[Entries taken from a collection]
____

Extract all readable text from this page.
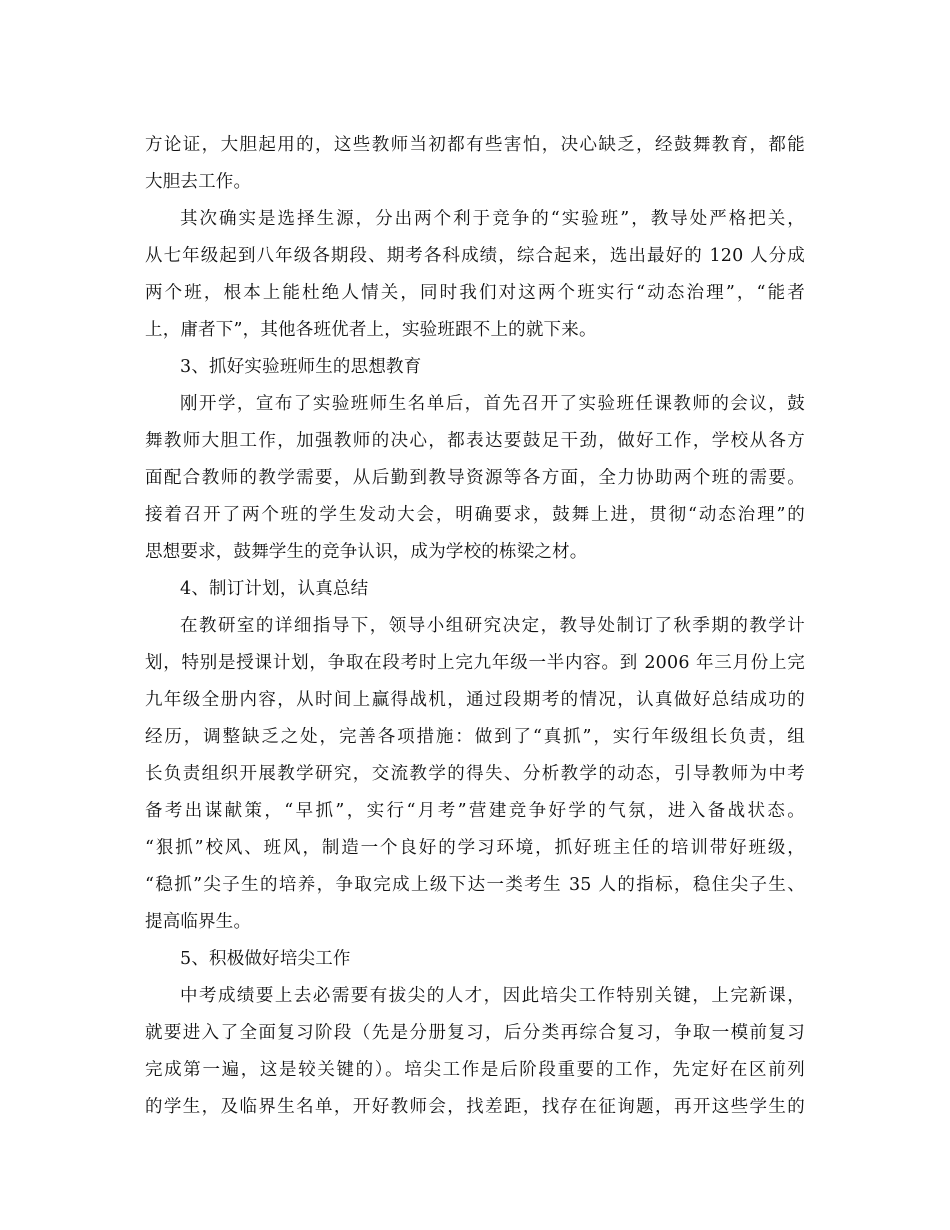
方论证，大胆起用的，这些教师当初都有些害怕，决心缺乏，经鼓舞教育，都能
大胆去工作。
其次确实是选择生源，分出两个利于竞争的“实验班”，教导处严格把关，
从七年级起到八年级各期段、期考各科成绩，综合起来，选出最好的 120 人分成
两个班，根本上能杜绝人情关，同时我们对这两个班实行“动态治理”，“能者
上，庸者下”，其他各班优者上，实验班跟不上的就下来。
3、抓好实验班师生的思想教育
刚开学，宣布了实验班师生名单后，首先召开了实验班任课教师的会议，鼓
舞教师大胆工作，加强教师的决心，都表达要鼓足干劲，做好工作，学校从各方
面配合教师的教学需要，从后勤到教导资源等各方面，全力协助两个班的需要。
接着召开了两个班的学生发动大会，明确要求，鼓舞上进，贯彻“动态治理”的
思想要求，鼓舞学生的竞争认识，成为学校的栋梁之材。
4、制订计划，认真总结
在教研室的详细指导下，领导小组研究决定，教导处制订了秋季期的教学计
划，特别是授课计划，争取在段考时上完九年级一半内容。到 2006 年三月份上完
九年级全册内容，从时间上赢得战机，通过段期考的情况，认真做好总结成功的
经历，调整缺乏之处，完善各项措施：做到了“真抓”，实行年级组长负责，组
长负责组织开展教学研究，交流教学的得失、分析教学的动态，引导教师为中考
备考出谋献策，“早抓”，实行“月考”营建竞争好学的气氛，进入备战状态。
“狠抓”校风、班风，制造一个良好的学习环境，抓好班主任的培训带好班级，
“稳抓”尖子生的培养，争取完成上级下达一类考生 35 人的指标，稳住尖子生、
提高临界生。
5、积极做好培尖工作
中考成绩要上去必需要有拔尖的人才，因此培尖工作特别关键，上完新课，
就要进入了全面复习阶段（先是分册复习，后分类再综合复习，争取一模前复习
完成第一遍，这是较关键的）。培尖工作是后阶段重要的工作，先定好在区前列
的学生，及临界生名单，开好教师会，找差距，找存在征询题，再开这些学生的
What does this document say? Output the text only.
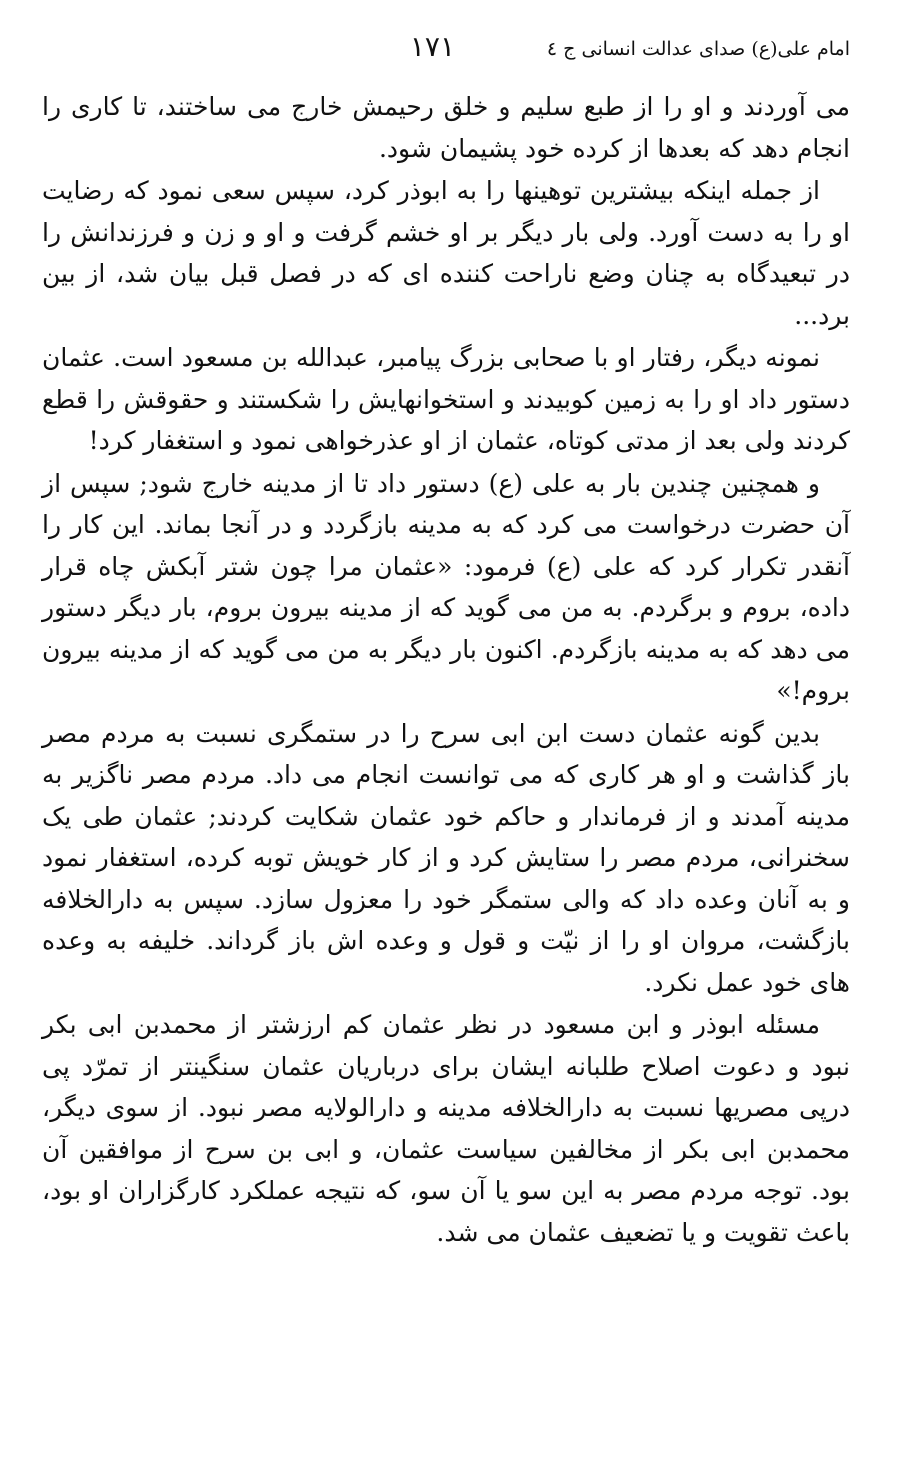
امام علی(ع) صدای عدالت انسانی ج ٤
١٧١

می آوردند و او را از طبع سلیم و خلق رحیمش خارج می ساختند، تا کاری را انجام دهد که بعدها از کرده خود پشیمان شود.

از جمله اینکه بیشترین توهینها را به ابوذر کرد، سپس سعی نمود که رضایت او را به دست آورد. ولی بار دیگر بر او خشم گرفت و او و زن و فرزندانش را در تبعیدگاه به چنان وضع ناراحت کننده ای که در فصل قبل بیان شد، از بین برد...

نمونه دیگر، رفتار او با صحابی بزرگ پیامبر، عبدالله بن مسعود است. عثمان دستور داد او را به زمین کوبیدند و استخوانهایش را شکستند و حقوقش را قطع کردند ولی بعد از مدتی کوتاه، عثمان از او عذرخواهی نمود و استغفار کرد!

و همچنین چندین بار به علی (ع) دستور داد تا از مدینه خارج شود; سپس از آن حضرت درخواست می کرد که به مدینه بازگردد و در آنجا بماند. این کار را آنقدر تکرار کرد که علی (ع) فرمود: «عثمان مرا چون شتر آبکش چاه قرار داده، بروم و برگردم. به من می گوید که از مدینه بیرون بروم، بار دیگر دستور می دهد که به مدینه بازگردم. اکنون بار دیگر به من می گوید که از مدینه بیرون بروم!»

بدین گونه عثمان دست ابن ابی سرح را در ستمگری نسبت به مردم مصر باز گذاشت و او هر کاری که می توانست انجام می داد. مردم مصر ناگزیر به مدینه آمدند و از فرماندار و حاکم خود عثمان شکایت کردند; عثمان طی یک سخنرانی، مردم مصر را ستایش کرد و از کار خویش توبه کرده، استغفار نمود و به آنان وعده داد که والی ستمگر خود را معزول سازد. سپس به دارالخلافه بازگشت، مروان او را از نیّت و قول و وعده اش باز گرداند. خلیفه به وعده های خود عمل نکرد.

مسئله ابوذر و ابن مسعود در نظر عثمان کم ارزشتر از محمدبن ابی بکر نبود و دعوت اصلاح طلبانه ایشان برای درباریان عثمان سنگینتر از تمرّد پی درپی مصریها نسبت به دارالخلافه مدینه و دارالولایه مصر نبود. از سوی دیگر، محمدبن ابی بکر از مخالفین سیاست عثمان، و ابی بن سرح از موافقین آن بود. توجه مردم مصر به این سو یا آن سو، که نتیجه عملکرد کارگزاران او بود، باعث تقویت و یا تضعیف عثمان می شد.
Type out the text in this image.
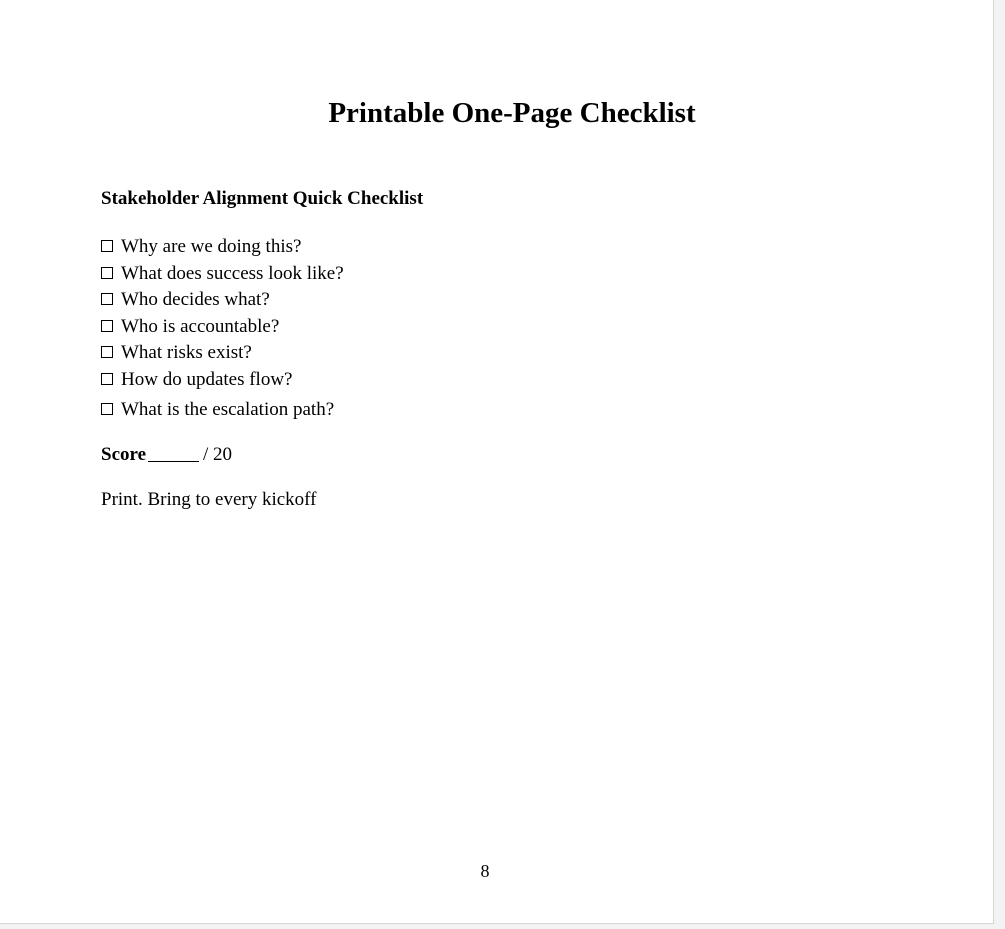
Printable One-Page Checklist
Stakeholder Alignment Quick Checklist
Why are we doing this?
What does success look like?
Who decides what?
Who is accountable?
What risks exist?
How do updates flow?
What is the escalation path?
Score	/ 20
Print. Bring to every kickoff
8
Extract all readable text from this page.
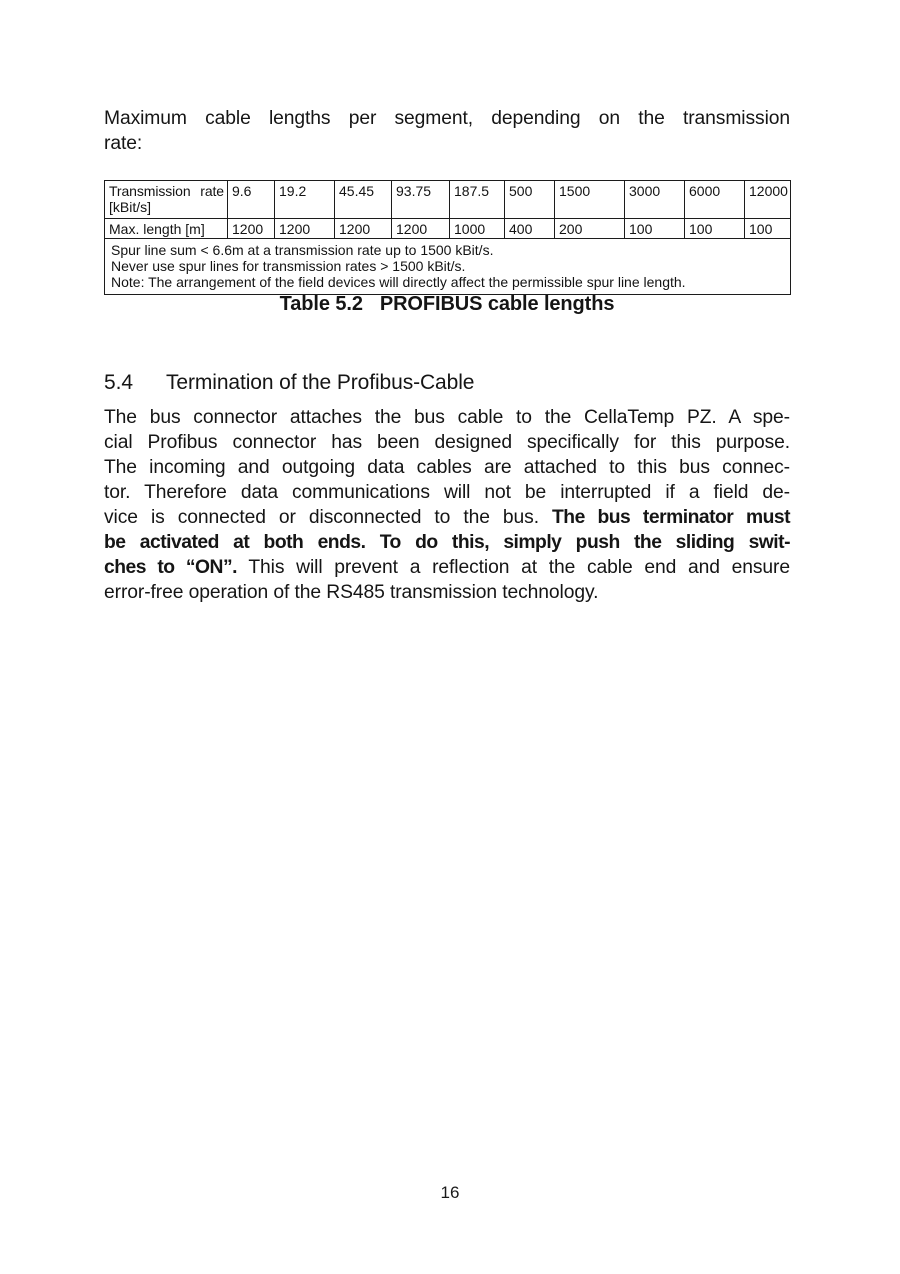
Maximum cable lengths per segment, depending on the transmission
rate:
Transmission rate
[kBit/s]	9.6	19.2	45.45	93.75	187.5	500	1500	3000	6000	12000
Max. length [m]	1200	1200	1200	1200	1000	400	200	100	100	100

Spur line sum < 6.6m at a transmission rate up to 1500 kBit/s.
Never use spur lines for transmission rates > 1500 kBit/s.
Note: The arrangement of the field devices will directly affect the permissible spur line length.										
Table 5.2 PROFIBUS cable lengths
5.4 Termination of the Profibus-Cable
The bus connector attaches the bus cable to the CellaTemp PZ. A spe-
cial Profibus connector has been designed specifically for this purpose.
The incoming and outgoing data cables are attached to this bus connec-
tor. Therefore data communications will not be interrupted if a field de-
vice is connected or disconnected to the bus. The bus terminator must
be activated at both ends. To do this, simply push the sliding swit-
ches to “ON”. This will prevent a reflection at the cable end and ensure
error-free operation of the RS485 transmission technology.
16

____

Give an exact reproduction of every line, leaving out any picture.

Extract all readable text from this page.
方论证，大胆起用的，这些教师当初都有些害怕，决心缺乏，经鼓舞教育，都能
大胆去工作。
其次确实是选择生源，分出两个利于竞争的“实验班”，教导处严格把关，
从七年级起到八年级各期段、期考各科成绩，综合起来，选出最好的 120 人分成
两个班，根本上能杜绝人情关，同时我们对这两个班实行“动态治理”，“能者
上，庸者下”，其他各班优者上，实验班跟不上的就下来。
3、抓好实验班师生的思想教育
刚开学，宣布了实验班师生名单后，首先召开了实验班任课教师的会议，鼓
舞教师大胆工作，加强教师的决心，都表达要鼓足干劲，做好工作，学校从各方
面配合教师的教学需要，从后勤到教导资源等各方面，全力协助两个班的需要。
接着召开了两个班的学生发动大会，明确要求，鼓舞上进，贯彻“动态治理”的
思想要求，鼓舞学生的竞争认识，成为学校的栋梁之材。
4、制订计划，认真总结
在教研室的详细指导下，领导小组研究决定，教导处制订了秋季期的教学计
划，特别是授课计划，争取在段考时上完九年级一半内容。到 2006 年三月份上完
九年级全册内容，从时间上赢得战机，通过段期考的情况，认真做好总结成功的
经历，调整缺乏之处，完善各项措施：做到了“真抓”，实行年级组长负责，组
长负责组织开展教学研究，交流教学的得失、分析教学的动态，引导教师为中考
备考出谋献策，“早抓”，实行“月考”营建竞争好学的气氛，进入备战状态。
“狠抓”校风、班风，制造一个良好的学习环境，抓好班主任的培训带好班级，
“稳抓”尖子生的培养，争取完成上级下达一类考生 35 人的指标，稳住尖子生、
提高临界生。
5、积极做好培尖工作
中考成绩要上去必需要有拔尖的人才，因此培尖工作特别关键，上完新课，
就要进入了全面复习阶段（先是分册复习，后分类再综合复习，争取一模前复习
完成第一遍，这是较关键的）。培尖工作是后阶段重要的工作，先定好在区前列
的学生，及临界生名单，开好教师会，找差距，找存在征询题，再开这些学生的
What does this document say? Output the text only.
امام علی(ع) صدای عدالت انسانی ج ٤
١٧١

می آوردند و او را از طبع سلیم و خلق رحیمش خارج می ساختند، تا کاری را انجام دهد که بعدها از کرده خود پشیمان شود.

از جمله اینکه بیشترین توهینها را به ابوذر کرد، سپس سعی نمود که رضایت او را به دست آورد. ولی بار دیگر بر او خشم گرفت و او و زن و فرزندانش را در تبعیدگاه به چنان وضع ناراحت کننده ای که در فصل قبل بیان شد، از بین برد...

نمونه دیگر، رفتار او با صحابی بزرگ پیامبر، عبدالله بن مسعود است. عثمان دستور داد او را به زمین کوبیدند و استخوانهایش را شکستند و حقوقش را قطع کردند ولی بعد از مدتی کوتاه، عثمان از او عذرخواهی نمود و استغفار کرد!

و همچنین چندین بار به علی (ع) دستور داد تا از مدینه خارج شود; سپس از آن حضرت درخواست می کرد که به مدینه بازگردد و در آنجا بماند. این کار را آنقدر تکرار کرد که علی (ع) فرمود: «عثمان مرا چون شتر آبکش چاه قرار داده، بروم و برگردم. به من می گوید که از مدینه بیرون بروم، بار دیگر دستور می دهد که به مدینه بازگردم. اکنون بار دیگر به من می گوید که از مدینه بیرون بروم!»

بدین گونه عثمان دست ابن ابی سرح را در ستمگری نسبت به مردم مصر باز گذاشت و او هر کاری که می توانست انجام می داد. مردم مصر ناگزیر به مدینه آمدند و از فرماندار و حاکم خود عثمان شکایت کردند; عثمان طی یک سخنرانی، مردم مصر را ستایش کرد و از کار خویش توبه کرده، استغفار نمود و به آنان وعده داد که والی ستمگر خود را معزول سازد. سپس به دارالخلافه بازگشت، مروان او را از نیّت و قول و وعده اش باز گرداند. خلیفه به وعده های خود عمل نکرد.

مسئله ابوذر و ابن مسعود در نظر عثمان کم ارزشتر از محمدبن ابی بکر نبود و دعوت اصلاح طلبانه ایشان برای درباریان عثمان سنگینتر از تمرّد پی درپی مصریها نسبت به دارالخلافه مدینه و دارالولایه مصر نبود. از سوی دیگر، محمدبن ابی بکر از مخالفین سیاست عثمان، و ابی بن سرح از موافقین آن بود. توجه مردم مصر به این سو یا آن سو، که نتیجه عملکرد کارگزاران او بود، باعث تقویت و یا تضعیف عثمان می شد.
Type out the text in this image.
Printable One-Page Checklist
Stakeholder Alignment Quick Checklist
Why are we doing this?
What does success look like?
Who decides what?
Who is accountable?
What risks exist?
How do updates flow?
What is the escalation path?
Score	/ 20
Print. Bring to every kickoff
8
Extract all readable text from this page.
Maximum cable lengths per segment, depending on the transmission
rate:
Transmission rate
[kBit/s]	9.6	19.2	45.45	93.75	187.5	500	1500	3000	6000	12000
Max. length [m]	1200	1200	1200	1200	1000	400	200	100	100	100

Spur line sum < 6.6m at a transmission rate up to 1500 kBit/s.
Never use spur lines for transmission rates > 1500 kBit/s.
Note: The arrangement of the field devices will directly affect the permissible spur line length.										
Table 5.2 PROFIBUS cable lengths
5.4 Termination of the Profibus-Cable
The bus connector attaches the bus cable to the CellaTemp PZ. A spe-
cial Profibus connector has been designed specifically for this purpose.
The incoming and outgoing data cables are attached to this bus connec-
tor. Therefore data communications will not be interrupted if a field de-
vice is connected or disconnected to the bus. The bus terminator must
be activated at both ends. To do this, simply push the sliding swit-
ches to “ON”. This will prevent a reflection at the cable end and ensure
error-free operation of the RS485 transmission technology.
16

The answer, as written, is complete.